(Dataset excerpt)
▼▼▼
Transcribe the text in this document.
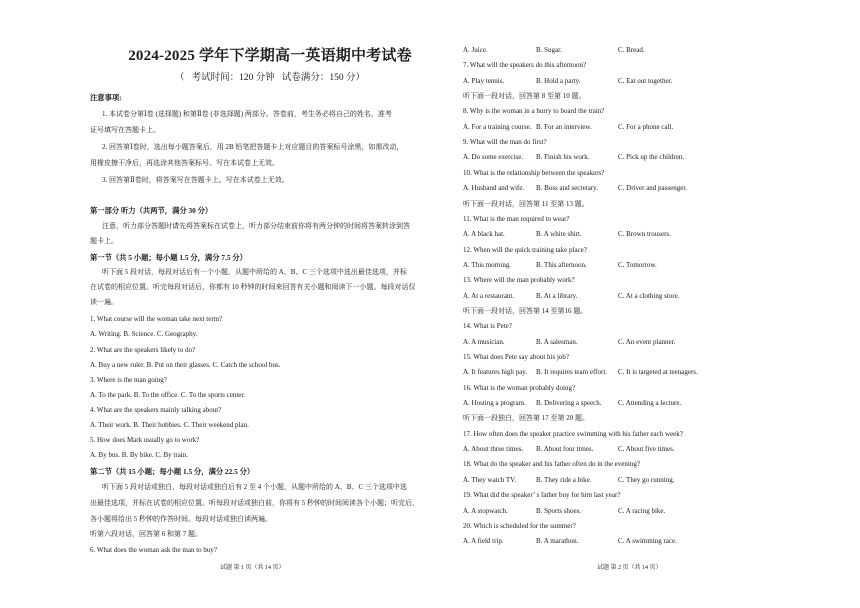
2024-2025 学年下学期高一英语期中考试卷
（   考试时间：120 分钟   试卷满分：150 分）
注意事项:
1. 本试卷分第Ⅰ卷 (选择题) 和第Ⅱ卷 (非选择题) 两部分。答卷前，考生务必将自己的姓名、准考
证号填写在答题卡上。
2. 回答第Ⅰ卷时，选出每小题答案后，用 2B 铅笔把答题卡上对应题目的答案标号涂黑，如需改动，
用橡皮擦干净后，再选涂其他答案标号。写在本试卷上无效。
3. 回答第Ⅱ卷时，将答案写在答题卡上。写在本试卷上无效。
第一部分 听力（共两节，满分 30 分）
注意，听力部分答题时请先将答案标在试卷上，听力部分结束前你将有两分钟的时间将答案转涂到答
题卡上。
第一节（共 5 小题；每小题 1.5 分，满分 7.5 分）
听下面 5 段对话，每段对话后有一个小题，从题中所给的 A、B、C 三个选项中选出最佳选项，并标
在试卷的相应位置。听完每段对话后，你都有 10 秒钟的时间来回答有关小题和阅读下一小题。每段对话仅
读一遍。
1. What course will the woman take next term?
A. Writing. B. Science. C. Geography.
2. What are the speakers likely to do?
A. Buy a new ruler. B. Put on their glasses. C. Catch the school bus.
3. Where is the man going?
A. To the park. B. To the office. C. To the sports center.
4. What are the speakers mainly talking about?
A. Their work. B. Their hobbies. C. Their weekend plan.
5. How does Mark usually go to work?
A. By bus. B. By bike. C. By train.
第二节（共 15 小题；每小题 1.5 分，满分 22.5 分）
听下面 5 段对话或独白，每段对话或独白后有 2 至 4 个小题，从题中所给的 A、B、C 三个选项中选
出最佳选项，并标在试卷的相应位置。听每段对话或独白前，你将有 5 秒钟的时间阅读各个小题；听完后，
各小题将给出 5 秒钟的作答时间。每段对话或独白读两遍。
听第六段对话，回答第 6 和第 7 题。
6. What does the woman ask the man to buy?
试题 第 1 页（共 14 页）
A. Juice.	B. Sugar.	C. Bread.
7. What will the speakers do this afternoon?
A. Play tennis.	B. Hold a party.	C. Eat out together.
听下面一段对话，回答第 8 至第 10 题。
8. Why is the woman in a hurry to board the train?
A. For a training course. B. For an interview.	C. For a phone call.
9. What will the man do first?
A. Do some exercise. B. Finish his work.	C. Pick up the children.
10. What is the relationship between the speakers?
A. Husband and wife. B. Boss and secretary.	C. Driver and passenger.
听下面一段对话，回答第 11 至第 13 题。
11. What is the man required to wear?
A. A black hat.	B. A white shirt.	C. Brown trousers.
12. When will the quick training take place?
A. This morning.	B. This afternoon.	C. Tomorrow.
13. Where will the man probably work?
A. At a restaurant.	B. At a library.	C. At a clothing store.
听下面一段对话，回答第 14 至第16 题。
14. What is Pete?
A. A musician.	B. A salesman.	C. An event planner.
15. What does Pete say about his job?
A. It features high pay. B. It requires team effort. C. It is targeted at teenagers.
16. What is the woman probably doing?
A. Hosting a program. B. Delivering a speech. C. Attending a lecture.
听下面一段独白，回答第 17 至第 20 题。
17. How often does the speaker practice swimming with his father each week?
A. About three times. B. About four times.	C. About five times.
18. What do the speaker and his father often do in the evening?
A. They watch TV.	B. They ride a bike.	C. They go running.
19. What did the speaker’ s father buy for him last year?
A. A stopwatch.	B. Sports shoes.	C. A racing bike.
20. Which is scheduled for the summer?
A. A field trip.	B. A marathon.	C. A swimming race.
试题 第 2 页（共 14 页）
▲▲▲
Return the material word for word. Pictures are not part of the copy.

Transcribe the text in this document.
2024-2025 学年下学期高一英语期中考试卷
（   考试时间：120 分钟   试卷满分：150 分）
注意事项:
1. 本试卷分第Ⅰ卷 (选择题) 和第Ⅱ卷 (非选择题) 两部分。答卷前，考生务必将自己的姓名、准考
证号填写在答题卡上。
2. 回答第Ⅰ卷时，选出每小题答案后，用 2B 铅笔把答题卡上对应题目的答案标号涂黑，如需改动，
用橡皮擦干净后，再选涂其他答案标号。写在本试卷上无效。
3. 回答第Ⅱ卷时，将答案写在答题卡上。写在本试卷上无效。
第一部分 听力（共两节，满分 30 分）
注意，听力部分答题时请先将答案标在试卷上，听力部分结束前你将有两分钟的时间将答案转涂到答
题卡上。
第一节（共 5 小题；每小题 1.5 分，满分 7.5 分）
听下面 5 段对话，每段对话后有一个小题，从题中所给的 A、B、C 三个选项中选出最佳选项，并标
在试卷的相应位置。听完每段对话后，你都有 10 秒钟的时间来回答有关小题和阅读下一小题。每段对话仅
读一遍。
1. What course will the woman take next term?
A. Writing. B. Science. C. Geography.
2. What are the speakers likely to do?
A. Buy a new ruler. B. Put on their glasses. C. Catch the school bus.
3. Where is the man going?
A. To the park. B. To the office. C. To the sports center.
4. What are the speakers mainly talking about?
A. Their work. B. Their hobbies. C. Their weekend plan.
5. How does Mark usually go to work?
A. By bus. B. By bike. C. By train.
第二节（共 15 小题；每小题 1.5 分，满分 22.5 分）
听下面 5 段对话或独白，每段对话或独白后有 2 至 4 个小题，从题中所给的 A、B、C 三个选项中选
出最佳选项，并标在试卷的相应位置。听每段对话或独白前，你将有 5 秒钟的时间阅读各个小题；听完后，
各小题将给出 5 秒钟的作答时间。每段对话或独白读两遍。
听第六段对话，回答第 6 和第 7 题。
6. What does the woman ask the man to buy?
试题 第 1 页（共 14 页）
A. Juice.	B. Sugar.	C. Bread.
7. What will the speakers do this afternoon?
A. Play tennis.	B. Hold a party.	C. Eat out together.
听下面一段对话，回答第 8 至第 10 题。
8. Why is the woman in a hurry to board the train?
A. For a training course. B. For an interview.	C. For a phone call.
9. What will the man do first?
A. Do some exercise. B. Finish his work.	C. Pick up the children.
10. What is the relationship between the speakers?
A. Husband and wife. B. Boss and secretary.	C. Driver and passenger.
听下面一段对话，回答第 11 至第 13 题。
11. What is the man required to wear?
A. A black hat.	B. A white shirt.	C. Brown trousers.
12. When will the quick training take place?
A. This morning.	B. This afternoon.	C. Tomorrow.
13. Where will the man probably work?
A. At a restaurant.	B. At a library.	C. At a clothing store.
听下面一段对话，回答第 14 至第16 题。
14. What is Pete?
A. A musician.	B. A salesman.	C. An event planner.
15. What does Pete say about his job?
A. It features high pay. B. It requires team effort. C. It is targeted at teenagers.
16. What is the woman probably doing?
A. Hosting a program. B. Delivering a speech. C. Attending a lecture.
听下面一段独白，回答第 17 至第 20 题。
17. How often does the speaker practice swimming with his father each week?
A. About three times. B. About four times.	C. About five times.
18. What do the speaker and his father often do in the evening?
A. They watch TV.	B. They ride a bike.	C. They go running.
19. What did the speaker’ s father buy for him last year?
A. A stopwatch.	B. Sports shoes.	C. A racing bike.
20. Which is scheduled for the summer?
A. A field trip.	B. A marathon.	C. A swimming race.
试题 第 2 页（共 14 页）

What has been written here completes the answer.